### Reading text
--- START ---
Howard Franklin Jeter (born March 6, 1947) is an American retired diplomat. From 2001 to 2003, Jeter served as U.S. Ambassador to Nigeria. Prior to this, Jeter represented the United States in a diplomatic capacity in Botswana, Lesotho, and Namibia.

Early life and education 
Jeter was born on March 6, 1947, in Maple Ridge, Union County, South Carolina. He had a brother, James Randolph Jeter, and a sister, Jacquelyn Jeter. He graduated from Sims High School in 1964 as the class valedictorian. 

He went on to earn a B.A. in Political Science from Morehouse College. Jeter later received an M.A. in International Relations and Comparative Politics from Columbia University and an M.A. in African Area Studies from the University of California, Los Angeles. 

Jeter was a legislative intern in the Georgia House of Representatives. From 1967 to 1968, Jeter studied abroad in Nantes, France, where his host family nicknamed him "Franc", supposedly because they found "Howard" to be too difficult to pronounce.

Career 
Jeter served as U.S. Ambassador to Botswana from 1993 to 1996. In July 1996, he was appointed Special Presidential Envoy for Liberia. He later served as Deputy Assistant Secretary for African Affairs from June 1999 to July 2000. During his career, Franklin also served as Charge d’Affaires, a.i. in Lesotho and Namibia.
--- END ---
### Records supplied
--- START ---
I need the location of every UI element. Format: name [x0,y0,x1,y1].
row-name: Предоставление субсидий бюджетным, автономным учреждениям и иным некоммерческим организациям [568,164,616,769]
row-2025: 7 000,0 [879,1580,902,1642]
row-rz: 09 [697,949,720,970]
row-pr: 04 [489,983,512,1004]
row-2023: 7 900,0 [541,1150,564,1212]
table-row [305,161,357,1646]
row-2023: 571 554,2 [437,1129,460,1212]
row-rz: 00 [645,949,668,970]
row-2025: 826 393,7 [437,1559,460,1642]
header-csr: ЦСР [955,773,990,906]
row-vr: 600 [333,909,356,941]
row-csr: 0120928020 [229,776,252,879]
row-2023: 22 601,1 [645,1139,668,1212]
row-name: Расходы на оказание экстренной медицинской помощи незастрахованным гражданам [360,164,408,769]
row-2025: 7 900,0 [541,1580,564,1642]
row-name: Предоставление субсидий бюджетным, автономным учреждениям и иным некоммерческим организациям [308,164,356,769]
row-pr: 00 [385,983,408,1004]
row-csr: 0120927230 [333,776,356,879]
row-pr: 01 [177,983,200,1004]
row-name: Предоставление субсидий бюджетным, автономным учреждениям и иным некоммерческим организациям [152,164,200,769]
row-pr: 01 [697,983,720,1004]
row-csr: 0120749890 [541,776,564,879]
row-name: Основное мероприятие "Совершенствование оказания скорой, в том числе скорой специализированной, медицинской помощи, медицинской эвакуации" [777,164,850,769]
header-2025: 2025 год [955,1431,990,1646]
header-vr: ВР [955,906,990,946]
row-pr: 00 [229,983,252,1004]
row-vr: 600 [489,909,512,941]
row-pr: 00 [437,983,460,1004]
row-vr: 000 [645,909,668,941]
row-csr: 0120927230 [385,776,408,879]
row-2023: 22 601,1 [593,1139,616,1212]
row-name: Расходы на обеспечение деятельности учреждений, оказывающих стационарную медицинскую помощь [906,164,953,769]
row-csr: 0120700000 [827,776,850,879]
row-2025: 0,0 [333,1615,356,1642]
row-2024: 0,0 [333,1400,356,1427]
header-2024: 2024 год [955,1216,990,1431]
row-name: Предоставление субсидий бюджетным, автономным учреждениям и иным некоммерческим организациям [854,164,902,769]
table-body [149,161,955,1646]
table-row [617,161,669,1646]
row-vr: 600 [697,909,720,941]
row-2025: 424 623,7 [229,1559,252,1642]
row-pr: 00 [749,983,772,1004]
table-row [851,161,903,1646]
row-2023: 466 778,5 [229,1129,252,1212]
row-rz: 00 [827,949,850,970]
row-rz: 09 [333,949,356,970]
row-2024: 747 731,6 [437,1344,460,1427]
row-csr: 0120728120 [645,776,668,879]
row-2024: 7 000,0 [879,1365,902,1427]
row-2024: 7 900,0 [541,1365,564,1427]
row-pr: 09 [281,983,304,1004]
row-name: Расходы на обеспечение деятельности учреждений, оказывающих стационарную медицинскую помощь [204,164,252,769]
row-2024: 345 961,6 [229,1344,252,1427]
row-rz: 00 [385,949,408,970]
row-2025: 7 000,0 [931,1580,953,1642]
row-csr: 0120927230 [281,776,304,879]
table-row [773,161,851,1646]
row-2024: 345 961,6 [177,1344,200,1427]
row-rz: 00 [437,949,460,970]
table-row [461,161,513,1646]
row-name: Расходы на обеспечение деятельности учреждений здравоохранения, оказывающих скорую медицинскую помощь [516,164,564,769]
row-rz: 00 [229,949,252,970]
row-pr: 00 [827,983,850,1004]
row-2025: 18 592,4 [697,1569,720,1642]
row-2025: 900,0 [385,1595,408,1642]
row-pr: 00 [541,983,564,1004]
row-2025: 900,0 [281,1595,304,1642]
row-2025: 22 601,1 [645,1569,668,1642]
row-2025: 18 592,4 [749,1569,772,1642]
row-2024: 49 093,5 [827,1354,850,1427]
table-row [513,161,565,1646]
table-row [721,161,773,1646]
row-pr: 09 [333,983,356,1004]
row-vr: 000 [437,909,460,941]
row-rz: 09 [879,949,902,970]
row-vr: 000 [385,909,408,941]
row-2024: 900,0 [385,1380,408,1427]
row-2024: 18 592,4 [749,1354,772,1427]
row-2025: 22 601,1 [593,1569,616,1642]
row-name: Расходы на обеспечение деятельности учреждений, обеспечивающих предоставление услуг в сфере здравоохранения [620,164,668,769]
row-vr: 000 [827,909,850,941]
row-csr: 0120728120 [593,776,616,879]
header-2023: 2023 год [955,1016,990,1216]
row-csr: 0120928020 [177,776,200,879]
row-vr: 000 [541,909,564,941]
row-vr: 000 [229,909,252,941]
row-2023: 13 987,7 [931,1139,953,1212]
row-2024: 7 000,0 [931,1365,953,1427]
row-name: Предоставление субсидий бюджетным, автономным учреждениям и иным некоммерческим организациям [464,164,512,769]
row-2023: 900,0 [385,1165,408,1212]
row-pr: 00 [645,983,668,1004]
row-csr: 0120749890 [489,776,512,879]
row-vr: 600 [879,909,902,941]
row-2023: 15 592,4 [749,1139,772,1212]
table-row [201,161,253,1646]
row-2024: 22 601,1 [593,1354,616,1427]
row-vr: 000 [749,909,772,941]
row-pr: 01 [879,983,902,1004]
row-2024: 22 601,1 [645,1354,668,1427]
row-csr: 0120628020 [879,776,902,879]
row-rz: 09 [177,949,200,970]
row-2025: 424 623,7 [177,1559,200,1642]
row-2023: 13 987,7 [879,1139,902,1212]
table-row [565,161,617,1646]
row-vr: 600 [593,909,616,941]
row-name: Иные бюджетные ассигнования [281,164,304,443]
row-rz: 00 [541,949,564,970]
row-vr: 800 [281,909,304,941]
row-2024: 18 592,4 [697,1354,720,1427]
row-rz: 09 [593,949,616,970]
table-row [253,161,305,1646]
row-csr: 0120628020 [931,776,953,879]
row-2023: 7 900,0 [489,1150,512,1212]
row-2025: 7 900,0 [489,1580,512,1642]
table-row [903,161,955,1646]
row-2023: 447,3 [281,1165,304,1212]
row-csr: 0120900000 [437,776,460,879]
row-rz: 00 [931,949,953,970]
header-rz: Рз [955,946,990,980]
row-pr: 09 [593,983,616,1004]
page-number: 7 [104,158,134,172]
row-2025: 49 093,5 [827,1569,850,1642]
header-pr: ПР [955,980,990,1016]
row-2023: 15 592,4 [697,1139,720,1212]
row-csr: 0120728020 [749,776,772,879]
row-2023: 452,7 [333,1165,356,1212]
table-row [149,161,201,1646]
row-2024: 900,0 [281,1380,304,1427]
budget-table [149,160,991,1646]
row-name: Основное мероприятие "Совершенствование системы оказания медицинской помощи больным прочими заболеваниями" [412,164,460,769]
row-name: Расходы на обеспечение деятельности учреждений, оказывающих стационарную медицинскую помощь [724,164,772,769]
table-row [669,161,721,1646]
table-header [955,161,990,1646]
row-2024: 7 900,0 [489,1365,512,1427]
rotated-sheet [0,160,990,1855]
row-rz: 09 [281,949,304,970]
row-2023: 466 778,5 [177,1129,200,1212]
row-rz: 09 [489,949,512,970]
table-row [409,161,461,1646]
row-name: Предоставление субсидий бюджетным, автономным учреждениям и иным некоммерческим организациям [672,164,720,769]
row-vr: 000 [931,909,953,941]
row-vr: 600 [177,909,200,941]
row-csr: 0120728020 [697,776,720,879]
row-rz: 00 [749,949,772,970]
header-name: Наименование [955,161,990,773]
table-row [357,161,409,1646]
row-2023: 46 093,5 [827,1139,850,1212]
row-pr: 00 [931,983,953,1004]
--- END ---
### Direction
Write the next part of the biography of Howard Franklin Jeter, starting after its last sentence. The items come from a separate source and are unrelated to the text about Howard Franklin Jeter.

### Response below
Jeter served as U.S. Ambassador to Nigeria from January 18, 2001, to July 30, 2003. After retiring from a 24 year career at the Foreign Service in 2003, Jeter became the Principal at Four Ways Enterprise, LLC.

Personal life 
In addition to English, Jeter speaks Portuguese, Swahili, and French. Jeter is married and has two children.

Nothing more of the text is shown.